» **EXERCISE TASK**
Present the data once more in exactly its original form.

Extracted records:
________

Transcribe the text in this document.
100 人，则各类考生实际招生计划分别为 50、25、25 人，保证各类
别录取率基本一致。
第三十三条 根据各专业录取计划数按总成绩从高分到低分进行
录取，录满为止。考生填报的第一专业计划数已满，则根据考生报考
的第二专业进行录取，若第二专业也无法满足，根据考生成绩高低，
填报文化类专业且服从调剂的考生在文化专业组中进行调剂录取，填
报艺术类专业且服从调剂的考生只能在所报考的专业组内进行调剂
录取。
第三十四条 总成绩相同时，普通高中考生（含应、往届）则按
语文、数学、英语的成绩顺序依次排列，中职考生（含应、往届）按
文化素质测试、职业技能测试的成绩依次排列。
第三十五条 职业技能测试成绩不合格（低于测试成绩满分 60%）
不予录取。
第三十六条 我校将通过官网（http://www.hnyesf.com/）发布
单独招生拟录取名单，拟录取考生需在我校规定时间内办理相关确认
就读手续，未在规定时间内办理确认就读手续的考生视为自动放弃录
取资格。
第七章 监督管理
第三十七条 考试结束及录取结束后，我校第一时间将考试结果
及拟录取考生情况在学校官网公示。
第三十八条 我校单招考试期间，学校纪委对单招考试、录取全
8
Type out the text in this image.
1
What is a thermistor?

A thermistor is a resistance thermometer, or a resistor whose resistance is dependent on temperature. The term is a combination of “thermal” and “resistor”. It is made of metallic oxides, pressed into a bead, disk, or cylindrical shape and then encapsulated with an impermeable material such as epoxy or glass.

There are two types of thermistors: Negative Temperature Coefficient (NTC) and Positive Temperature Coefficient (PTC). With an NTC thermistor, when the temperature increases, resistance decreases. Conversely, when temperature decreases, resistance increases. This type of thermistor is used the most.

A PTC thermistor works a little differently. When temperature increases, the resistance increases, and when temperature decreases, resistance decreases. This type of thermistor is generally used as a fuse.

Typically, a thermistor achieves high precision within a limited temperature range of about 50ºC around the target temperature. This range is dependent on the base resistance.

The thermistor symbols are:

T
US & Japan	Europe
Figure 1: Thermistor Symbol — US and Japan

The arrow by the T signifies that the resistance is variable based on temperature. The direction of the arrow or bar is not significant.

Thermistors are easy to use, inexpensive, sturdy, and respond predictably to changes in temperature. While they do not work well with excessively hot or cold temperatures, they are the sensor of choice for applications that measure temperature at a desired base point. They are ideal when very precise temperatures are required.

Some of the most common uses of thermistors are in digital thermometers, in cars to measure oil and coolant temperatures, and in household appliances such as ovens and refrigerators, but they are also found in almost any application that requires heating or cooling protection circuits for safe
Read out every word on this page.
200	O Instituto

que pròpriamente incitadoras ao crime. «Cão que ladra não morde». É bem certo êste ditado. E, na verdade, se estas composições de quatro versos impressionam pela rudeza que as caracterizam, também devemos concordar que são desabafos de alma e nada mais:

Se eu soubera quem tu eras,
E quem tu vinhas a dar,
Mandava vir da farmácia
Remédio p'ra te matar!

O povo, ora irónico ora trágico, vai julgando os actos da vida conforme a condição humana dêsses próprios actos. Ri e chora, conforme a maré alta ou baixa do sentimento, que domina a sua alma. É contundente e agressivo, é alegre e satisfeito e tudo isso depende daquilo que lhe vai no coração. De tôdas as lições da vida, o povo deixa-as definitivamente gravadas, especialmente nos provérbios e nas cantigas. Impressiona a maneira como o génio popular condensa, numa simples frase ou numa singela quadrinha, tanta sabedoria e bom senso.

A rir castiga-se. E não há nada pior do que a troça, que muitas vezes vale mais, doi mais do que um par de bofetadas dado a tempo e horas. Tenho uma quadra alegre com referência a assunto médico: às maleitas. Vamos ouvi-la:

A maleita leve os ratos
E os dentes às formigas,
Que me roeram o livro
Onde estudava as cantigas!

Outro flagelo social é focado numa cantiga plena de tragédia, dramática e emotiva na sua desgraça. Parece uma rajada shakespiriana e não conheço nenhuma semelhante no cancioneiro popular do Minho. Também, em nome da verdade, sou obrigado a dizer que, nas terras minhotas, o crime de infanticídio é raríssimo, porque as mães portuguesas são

________

» **ANSWER FOR THE TASK**
Transcribe the text in this document.
100 人，则各类考生实际招生计划分别为 50、25、25 人，保证各类
别录取率基本一致。
第三十三条 根据各专业录取计划数按总成绩从高分到低分进行
录取，录满为止。考生填报的第一专业计划数已满，则根据考生报考
的第二专业进行录取，若第二专业也无法满足，根据考生成绩高低，
填报文化类专业且服从调剂的考生在文化专业组中进行调剂录取，填
报艺术类专业且服从调剂的考生只能在所报考的专业组内进行调剂
录取。
第三十四条 总成绩相同时，普通高中考生（含应、往届）则按
语文、数学、英语的成绩顺序依次排列，中职考生（含应、往届）按
文化素质测试、职业技能测试的成绩依次排列。
第三十五条 职业技能测试成绩不合格（低于测试成绩满分 60%）
不予录取。
第三十六条 我校将通过官网（http://www.hnyesf.com/）发布
单独招生拟录取名单，拟录取考生需在我校规定时间内办理相关确认
就读手续，未在规定时间内办理确认就读手续的考生视为自动放弃录
取资格。
第七章 监督管理
第三十七条 考试结束及录取结束后，我校第一时间将考试结果
及拟录取考生情况在学校官网公示。
第三十八条 我校单招考试期间，学校纪委对单招考试、录取全
8
Type out the text in this image.
1
What is a thermistor?

A thermistor is a resistance thermometer, or a resistor whose resistance is dependent on temperature. The term is a combination of “thermal” and “resistor”. It is made of metallic oxides, pressed into a bead, disk, or cylindrical shape and then encapsulated with an impermeable material such as epoxy or glass.

There are two types of thermistors: Negative Temperature Coefficient (NTC) and Positive Temperature Coefficient (PTC). With an NTC thermistor, when the temperature increases, resistance decreases. Conversely, when temperature decreases, resistance increases. This type of thermistor is used the most.

A PTC thermistor works a little differently. When temperature increases, the resistance increases, and when temperature decreases, resistance decreases. This type of thermistor is generally used as a fuse.

Typically, a thermistor achieves high precision within a limited temperature range of about 50ºC around the target temperature. This range is dependent on the base resistance.

The thermistor symbols are:

T
US & Japan	Europe
Figure 1: Thermistor Symbol — US and Japan

The arrow by the T signifies that the resistance is variable based on temperature. The direction of the arrow or bar is not significant.

Thermistors are easy to use, inexpensive, sturdy, and respond predictably to changes in temperature. While they do not work well with excessively hot or cold temperatures, they are the sensor of choice for applications that measure temperature at a desired base point. They are ideal when very precise temperatures are required.

Some of the most common uses of thermistors are in digital thermometers, in cars to measure oil and coolant temperatures, and in household appliances such as ovens and refrigerators, but they are also found in almost any application that requires heating or cooling protection circuits for safe
Read out every word on this page.
200	O Instituto

que pròpriamente incitadoras ao crime. «Cão que ladra não morde». É bem certo êste ditado. E, na verdade, se estas composições de quatro versos impressionam pela rudeza que as caracterizam, também devemos concordar que são desabafos de alma e nada mais:

Se eu soubera quem tu eras,
E quem tu vinhas a dar,
Mandava vir da farmácia
Remédio p'ra te matar!

O povo, ora irónico ora trágico, vai julgando os actos da vida conforme a condição humana dêsses próprios actos. Ri e chora, conforme a maré alta ou baixa do sentimento, que domina a sua alma. É contundente e agressivo, é alegre e satisfeito e tudo isso depende daquilo que lhe vai no coração. De tôdas as lições da vida, o povo deixa-as definitivamente gravadas, especialmente nos provérbios e nas cantigas. Impressiona a maneira como o génio popular condensa, numa simples frase ou numa singela quadrinha, tanta sabedoria e bom senso.

A rir castiga-se. E não há nada pior do que a troça, que muitas vezes vale mais, doi mais do que um par de bofetadas dado a tempo e horas. Tenho uma quadra alegre com referência a assunto médico: às maleitas. Vamos ouvi-la:

A maleita leve os ratos
E os dentes às formigas,
Que me roeram o livro
Onde estudava as cantigas!

Outro flagelo social é focado numa cantiga plena de tragédia, dramática e emotiva na sua desgraça. Parece uma rajada shakespiriana e não conheço nenhuma semelhante no cancioneiro popular do Minho. Também, em nome da verdade, sou obrigado a dizer que, nas terras minhotas, o crime de infanticídio é raríssimo, porque as mães portuguesas são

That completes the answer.